Start of Provided material

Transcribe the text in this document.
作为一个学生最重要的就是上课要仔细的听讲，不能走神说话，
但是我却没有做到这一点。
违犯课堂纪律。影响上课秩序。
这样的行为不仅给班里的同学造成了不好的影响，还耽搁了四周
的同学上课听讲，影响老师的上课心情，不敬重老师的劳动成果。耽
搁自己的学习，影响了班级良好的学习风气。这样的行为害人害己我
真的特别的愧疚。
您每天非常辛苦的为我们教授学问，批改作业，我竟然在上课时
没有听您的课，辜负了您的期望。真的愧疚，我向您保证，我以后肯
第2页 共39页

End of Provided material

*Instructions to follow*. Extract the listing in its entirety, matching it exactly.

*Right answer*.
Transcribe the text in this document.
作为一个学生最重要的就是上课要仔细的听讲，不能走神说话，
但是我却没有做到这一点。
违犯课堂纪律。影响上课秩序。
这样的行为不仅给班里的同学造成了不好的影响，还耽搁了四周
的同学上课听讲，影响老师的上课心情，不敬重老师的劳动成果。耽
搁自己的学习，影响了班级良好的学习风气。这样的行为害人害己我
真的特别的愧疚。
您每天非常辛苦的为我们教授学问，批改作业，我竟然在上课时
没有听您的课，辜负了您的期望。真的愧疚，我向您保证，我以后肯
第2页 共39页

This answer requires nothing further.